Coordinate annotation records
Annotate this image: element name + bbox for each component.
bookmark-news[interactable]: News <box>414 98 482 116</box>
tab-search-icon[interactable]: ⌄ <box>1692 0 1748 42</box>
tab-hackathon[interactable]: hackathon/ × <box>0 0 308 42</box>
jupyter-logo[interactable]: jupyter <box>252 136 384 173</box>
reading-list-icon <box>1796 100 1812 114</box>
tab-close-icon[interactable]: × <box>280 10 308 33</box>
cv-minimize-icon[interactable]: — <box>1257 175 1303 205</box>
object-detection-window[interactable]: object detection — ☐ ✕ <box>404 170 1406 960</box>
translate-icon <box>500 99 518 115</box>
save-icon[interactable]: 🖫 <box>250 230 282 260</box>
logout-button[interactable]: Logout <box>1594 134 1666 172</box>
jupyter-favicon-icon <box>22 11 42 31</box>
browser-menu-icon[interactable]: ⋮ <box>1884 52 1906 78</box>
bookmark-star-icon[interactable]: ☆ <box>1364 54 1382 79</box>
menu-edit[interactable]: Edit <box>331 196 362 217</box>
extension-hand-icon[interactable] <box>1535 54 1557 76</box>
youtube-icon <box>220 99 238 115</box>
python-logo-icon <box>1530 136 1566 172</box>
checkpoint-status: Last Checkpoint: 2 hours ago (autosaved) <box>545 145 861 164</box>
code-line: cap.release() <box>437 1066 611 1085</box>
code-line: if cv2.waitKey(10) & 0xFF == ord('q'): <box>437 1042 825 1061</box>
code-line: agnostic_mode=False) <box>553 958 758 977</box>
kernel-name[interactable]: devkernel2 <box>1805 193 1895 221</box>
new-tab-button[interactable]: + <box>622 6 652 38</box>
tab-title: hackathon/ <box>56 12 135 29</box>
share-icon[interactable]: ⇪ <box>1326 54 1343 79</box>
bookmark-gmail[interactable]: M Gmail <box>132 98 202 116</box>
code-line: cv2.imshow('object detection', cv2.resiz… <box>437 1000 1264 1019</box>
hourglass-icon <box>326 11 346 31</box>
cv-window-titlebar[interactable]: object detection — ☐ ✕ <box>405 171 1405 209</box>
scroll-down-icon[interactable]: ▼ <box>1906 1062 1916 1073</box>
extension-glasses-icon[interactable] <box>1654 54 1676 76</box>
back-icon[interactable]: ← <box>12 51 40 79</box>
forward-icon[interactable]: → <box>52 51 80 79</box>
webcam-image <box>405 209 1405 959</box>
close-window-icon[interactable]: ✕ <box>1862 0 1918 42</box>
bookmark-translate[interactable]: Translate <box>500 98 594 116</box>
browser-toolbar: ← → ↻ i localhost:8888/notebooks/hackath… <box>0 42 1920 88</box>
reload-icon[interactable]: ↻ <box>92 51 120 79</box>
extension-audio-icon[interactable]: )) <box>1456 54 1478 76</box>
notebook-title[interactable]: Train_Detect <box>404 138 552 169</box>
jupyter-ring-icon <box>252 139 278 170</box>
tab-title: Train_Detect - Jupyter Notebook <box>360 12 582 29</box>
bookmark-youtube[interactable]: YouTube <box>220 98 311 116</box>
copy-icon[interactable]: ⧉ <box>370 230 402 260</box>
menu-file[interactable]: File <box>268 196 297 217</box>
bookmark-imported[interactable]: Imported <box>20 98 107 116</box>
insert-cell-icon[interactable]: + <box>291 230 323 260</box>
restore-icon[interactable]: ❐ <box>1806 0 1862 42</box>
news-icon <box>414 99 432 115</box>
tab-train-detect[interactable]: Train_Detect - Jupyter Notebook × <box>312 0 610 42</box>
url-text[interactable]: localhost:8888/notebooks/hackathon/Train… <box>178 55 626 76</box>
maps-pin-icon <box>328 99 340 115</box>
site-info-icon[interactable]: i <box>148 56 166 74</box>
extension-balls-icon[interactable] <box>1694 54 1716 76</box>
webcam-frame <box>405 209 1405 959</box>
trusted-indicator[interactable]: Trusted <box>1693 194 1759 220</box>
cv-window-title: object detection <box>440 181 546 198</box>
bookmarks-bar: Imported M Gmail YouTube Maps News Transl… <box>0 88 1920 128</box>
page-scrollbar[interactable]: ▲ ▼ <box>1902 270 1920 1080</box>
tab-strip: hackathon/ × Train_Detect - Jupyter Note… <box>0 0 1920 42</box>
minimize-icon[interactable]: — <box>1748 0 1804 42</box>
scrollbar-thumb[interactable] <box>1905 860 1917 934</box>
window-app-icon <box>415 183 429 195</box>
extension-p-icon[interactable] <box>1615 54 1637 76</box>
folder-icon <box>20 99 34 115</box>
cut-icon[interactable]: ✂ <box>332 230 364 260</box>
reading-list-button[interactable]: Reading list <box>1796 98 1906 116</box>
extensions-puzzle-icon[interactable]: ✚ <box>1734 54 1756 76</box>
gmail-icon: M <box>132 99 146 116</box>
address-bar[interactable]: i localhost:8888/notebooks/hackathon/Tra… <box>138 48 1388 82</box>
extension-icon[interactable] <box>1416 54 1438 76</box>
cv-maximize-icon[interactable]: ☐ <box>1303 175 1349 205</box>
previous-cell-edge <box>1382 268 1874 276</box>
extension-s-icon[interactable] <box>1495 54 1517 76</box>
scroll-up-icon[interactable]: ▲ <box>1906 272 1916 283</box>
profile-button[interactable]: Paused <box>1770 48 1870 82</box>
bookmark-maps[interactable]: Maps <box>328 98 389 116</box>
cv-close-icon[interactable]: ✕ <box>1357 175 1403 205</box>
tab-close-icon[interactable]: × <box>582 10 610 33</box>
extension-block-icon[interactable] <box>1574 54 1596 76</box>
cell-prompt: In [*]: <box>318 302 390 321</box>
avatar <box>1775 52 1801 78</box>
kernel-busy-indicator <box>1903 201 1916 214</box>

Given exercise: Reproduce all of the material above, word for word and line for line.

Exercise output:
Annotate this image: element name + bbox for each component.
bookmark-news[interactable]: News <box>414 98 482 116</box>
tab-search-icon[interactable]: ⌄ <box>1692 0 1748 42</box>
tab-hackathon[interactable]: hackathon/ × <box>0 0 308 42</box>
jupyter-logo[interactable]: jupyter <box>252 136 384 173</box>
reading-list-icon <box>1796 100 1812 114</box>
tab-close-icon[interactable]: × <box>280 10 308 33</box>
cv-minimize-icon[interactable]: — <box>1257 175 1303 205</box>
object-detection-window[interactable]: object detection — ☐ ✕ <box>404 170 1406 960</box>
translate-icon <box>500 99 518 115</box>
save-icon[interactable]: 🖫 <box>250 230 282 260</box>
logout-button[interactable]: Logout <box>1594 134 1666 172</box>
jupyter-favicon-icon <box>22 11 42 31</box>
browser-menu-icon[interactable]: ⋮ <box>1884 52 1906 78</box>
bookmark-star-icon[interactable]: ☆ <box>1364 54 1382 79</box>
menu-edit[interactable]: Edit <box>331 196 362 217</box>
extension-hand-icon[interactable] <box>1535 54 1557 76</box>
youtube-icon <box>220 99 238 115</box>
python-logo-icon <box>1530 136 1566 172</box>
checkpoint-status: Last Checkpoint: 2 hours ago (autosaved) <box>545 145 861 164</box>
code-line: cap.release() <box>437 1066 611 1085</box>
code-line: if cv2.waitKey(10) & 0xFF == ord('q'): <box>437 1042 825 1061</box>
code-line: agnostic_mode=False) <box>553 958 758 977</box>
kernel-name[interactable]: devkernel2 <box>1805 193 1895 221</box>
new-tab-button[interactable]: + <box>622 6 652 38</box>
tab-title: hackathon/ <box>56 12 135 29</box>
share-icon[interactable]: ⇪ <box>1326 54 1343 79</box>
bookmark-gmail[interactable]: M Gmail <box>132 98 202 116</box>
code-line: cv2.imshow('object detection', cv2.resiz… <box>437 1000 1264 1019</box>
hourglass-icon <box>326 11 346 31</box>
cv-window-titlebar[interactable]: object detection — ☐ ✕ <box>405 171 1405 209</box>
scroll-down-icon[interactable]: ▼ <box>1906 1062 1916 1073</box>
extension-glasses-icon[interactable] <box>1654 54 1676 76</box>
back-icon[interactable]: ← <box>12 51 40 79</box>
forward-icon[interactable]: → <box>52 51 80 79</box>
webcam-image <box>405 209 1405 959</box>
close-window-icon[interactable]: ✕ <box>1862 0 1918 42</box>
bookmark-translate[interactable]: Translate <box>500 98 594 116</box>
browser-toolbar: ← → ↻ i localhost:8888/notebooks/hackath… <box>0 42 1920 88</box>
reload-icon[interactable]: ↻ <box>92 51 120 79</box>
extension-audio-icon[interactable]: )) <box>1456 54 1478 76</box>
notebook-title[interactable]: Train_Detect <box>404 138 552 169</box>
jupyter-ring-icon <box>252 139 278 170</box>
tab-title: Train_Detect - Jupyter Notebook <box>360 12 582 29</box>
bookmark-youtube[interactable]: YouTube <box>220 98 311 116</box>
copy-icon[interactable]: ⧉ <box>370 230 402 260</box>
menu-file[interactable]: File <box>268 196 297 217</box>
bookmark-imported[interactable]: Imported <box>20 98 107 116</box>
insert-cell-icon[interactable]: + <box>291 230 323 260</box>
restore-icon[interactable]: ❐ <box>1806 0 1862 42</box>
news-icon <box>414 99 432 115</box>
tab-train-detect[interactable]: Train_Detect - Jupyter Notebook × <box>312 0 610 42</box>
url-text[interactable]: localhost:8888/notebooks/hackathon/Train… <box>178 55 626 76</box>
maps-pin-icon <box>328 99 340 115</box>
site-info-icon[interactable]: i <box>148 56 166 74</box>
extension-balls-icon[interactable] <box>1694 54 1716 76</box>
webcam-frame <box>405 209 1405 959</box>
trusted-indicator[interactable]: Trusted <box>1693 194 1759 220</box>
cv-window-title: object detection <box>440 181 546 198</box>
bookmarks-bar: Imported M Gmail YouTube Maps News Transl… <box>0 88 1920 128</box>
page-scrollbar[interactable]: ▲ ▼ <box>1902 270 1920 1080</box>
tab-strip: hackathon/ × Train_Detect - Jupyter Note… <box>0 0 1920 42</box>
minimize-icon[interactable]: — <box>1748 0 1804 42</box>
scrollbar-thumb[interactable] <box>1905 860 1917 934</box>
window-app-icon <box>415 183 429 195</box>
extension-p-icon[interactable] <box>1615 54 1637 76</box>
folder-icon <box>20 99 34 115</box>
cut-icon[interactable]: ✂ <box>332 230 364 260</box>
reading-list-button[interactable]: Reading list <box>1796 98 1906 116</box>
extensions-puzzle-icon[interactable]: ✚ <box>1734 54 1756 76</box>
gmail-icon: M <box>132 99 146 116</box>
address-bar[interactable]: i localhost:8888/notebooks/hackathon/Tra… <box>138 48 1388 82</box>
extension-icon[interactable] <box>1416 54 1438 76</box>
cv-maximize-icon[interactable]: ☐ <box>1303 175 1349 205</box>
previous-cell-edge <box>1382 268 1874 276</box>
extension-s-icon[interactable] <box>1495 54 1517 76</box>
scroll-up-icon[interactable]: ▲ <box>1906 272 1916 283</box>
profile-button[interactable]: Paused <box>1770 48 1870 82</box>
bookmark-maps[interactable]: Maps <box>328 98 389 116</box>
cv-close-icon[interactable]: ✕ <box>1357 175 1403 205</box>
tab-close-icon[interactable]: × <box>582 10 610 33</box>
extension-block-icon[interactable] <box>1574 54 1596 76</box>
cell-prompt: In [*]: <box>318 302 390 321</box>
avatar <box>1775 52 1801 78</box>
kernel-busy-indicator <box>1903 201 1916 214</box>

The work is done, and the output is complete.